Excerpt
------

In an earlier post I came to the conclusion that the findings showing that parents were in some sense less happy than non-parents were worth taking seriously. One question remaining was how to do this. What difference should these findings make to what I think or do?
Should I stop having kids? Hell yeah. Three is enough. But that decision had nothing to do with the recent happiness research. There is just so much energy, patience, time, attention, patience, money, room, and patience that Philosophy Dad and his wife have. Overdetermined, as they say.
Should I regret having had kids? In answering this, it is important to keep in mind what the research is measuring. Typically, it relies on subjective reports about how one feels. So the metric is subjective hedonic well-being. So I ask myself, does the fact that an act would reduce the amount of pleasure I experience imply that I will regret the act? Not necessarily. If the point of the act was to experience pleasure, then sure. But there are all sorts of other reasons for action besides "that it will give me pleasure." For these other acts, the fact that the act will be unpleasant, or will cause an overall reduction in my experienced pleasure, may be beside the point. I've done many unpleasant things I do not regret--for instance, undergoing a prostate exam.
So if the point of having kids was to feel good, then the data under consideration would clearly be important. It would show that in acting reproductively, I've acted counterproductively. That indeed would be regrettable. Further, it would be stupid, and while it is okay to be stupid some of the time, it's not when people's lives are at stake.
Luckily, for me, I didn't have kids to feel good, or at least not solely to feel good. I did expect that I would feel good as a dad. (I sometimes do, and not just when everyone is leaving me alone.) But feeling good was not the point of the project. What was the point?
Sometimes I wonder this myself. A bit of Darwin and Schopenhauer may convince you that there is no point, as in a "justifying reason," for having kids--that it is just a devious natural impulse, like when you scratch an itch. But I did have reasons for wanting kids:
- my wife wanted kids (this verges on circularity, I realize, but as any husband knows, that "wife wants X" is a fairly heavily weighted item in the "pro-X" column on the balance sheet),
- I thought it would be interesting,
- I would come to love them, and loving is good,
- Our dogs could not learn how to talk (we now know this is a virtue, not a deficiency),
- My wife and I are pretty decent people, and it wouldn't hurt to have more people like us around,
- We were curious what it was like to be parents,
- It would be fun.
This list seems kind of thin. Perhaps there was something else on the list at the time--something else besides the above and the biological impulse. I'll think about it some more. In any event, only the last one comes close to "it will cause pleasant feelings." So I don't feel like the pleasure and parenting data undermines my choice to be a parent, such that I should regret it.
This is not to say that pleasant feelings aren't valuable. Some of them are. They gain their value from context. So while the pleasant feelings one gets from floating in a pleasure-generating machine have little value, pleasure in the right context does. Parenting can be such a context. The pleasure we experience during parenting is valuable because parenting is a valuable activity. That needs more of an argument, obviously, but the great thing about this being a blog is that I can say that the post is long enough already and that I am going to end things right here.

------

Dataset entries
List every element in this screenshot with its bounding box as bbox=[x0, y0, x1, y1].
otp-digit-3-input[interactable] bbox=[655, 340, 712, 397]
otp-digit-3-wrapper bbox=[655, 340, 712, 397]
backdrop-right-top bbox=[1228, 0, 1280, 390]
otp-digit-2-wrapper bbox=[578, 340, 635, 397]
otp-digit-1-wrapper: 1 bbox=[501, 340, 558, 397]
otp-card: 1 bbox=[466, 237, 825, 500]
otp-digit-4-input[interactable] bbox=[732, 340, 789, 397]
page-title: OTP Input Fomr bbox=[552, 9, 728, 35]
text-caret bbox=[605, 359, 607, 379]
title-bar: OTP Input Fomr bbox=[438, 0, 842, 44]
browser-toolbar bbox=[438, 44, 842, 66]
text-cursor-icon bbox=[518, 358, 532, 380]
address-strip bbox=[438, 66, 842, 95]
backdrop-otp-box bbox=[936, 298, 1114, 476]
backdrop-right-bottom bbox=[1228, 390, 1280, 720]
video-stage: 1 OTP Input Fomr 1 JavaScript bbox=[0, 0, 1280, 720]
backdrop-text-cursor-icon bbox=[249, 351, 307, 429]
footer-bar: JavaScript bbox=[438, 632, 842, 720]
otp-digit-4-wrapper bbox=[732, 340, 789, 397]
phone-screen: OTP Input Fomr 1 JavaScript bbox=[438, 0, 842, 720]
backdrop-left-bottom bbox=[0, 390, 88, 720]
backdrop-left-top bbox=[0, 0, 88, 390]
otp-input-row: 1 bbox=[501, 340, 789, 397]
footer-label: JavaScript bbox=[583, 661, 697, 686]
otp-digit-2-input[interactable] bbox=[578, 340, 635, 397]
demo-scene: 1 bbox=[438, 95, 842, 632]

------

Your tasks
**a.** In the post on parenting and happiness, rewrite the paragraph that begins "Should I regret having had kids?" more briefly, keeping its main facts.
**b.** Repeat the part of the parenting post between "Sometimes I wonder" and "would be fun.", inclusive.

Answers per task
**a.** Should I regret having had kids? The research measures subjective hedonic well-being, based on people's own reports of how they feel. An act that lowers my pleasure is only regrettable if pleasure was its point. Many acts have other reasons, and their unpleasantness may not matter. A prostate exam, for example, is unpleasant, but I don't regret it.

**b.**
Sometimes I wonder this myself. A bit of Darwin and Schopenhauer may convince you that there is no point, as in a "justifying reason," for having kids--that it is just a devious natural impulse, like when you scratch an itch. But I did have reasons for wanting kids:
- my wife wanted kids (this verges on circularity, I realize, but as any husband knows, that "wife wants X" is a fairly heavily weighted item in the "pro-X" column on the balance sheet),
- I thought it would be interesting,
- I would come to love them, and loving is good,
- Our dogs could not learn how to talk (we now know this is a virtue, not a deficiency),
- My wife and I are pretty decent people, and it wouldn't hurt to have more people like us around,
- We were curious what it was like to be parents,
- It would be fun.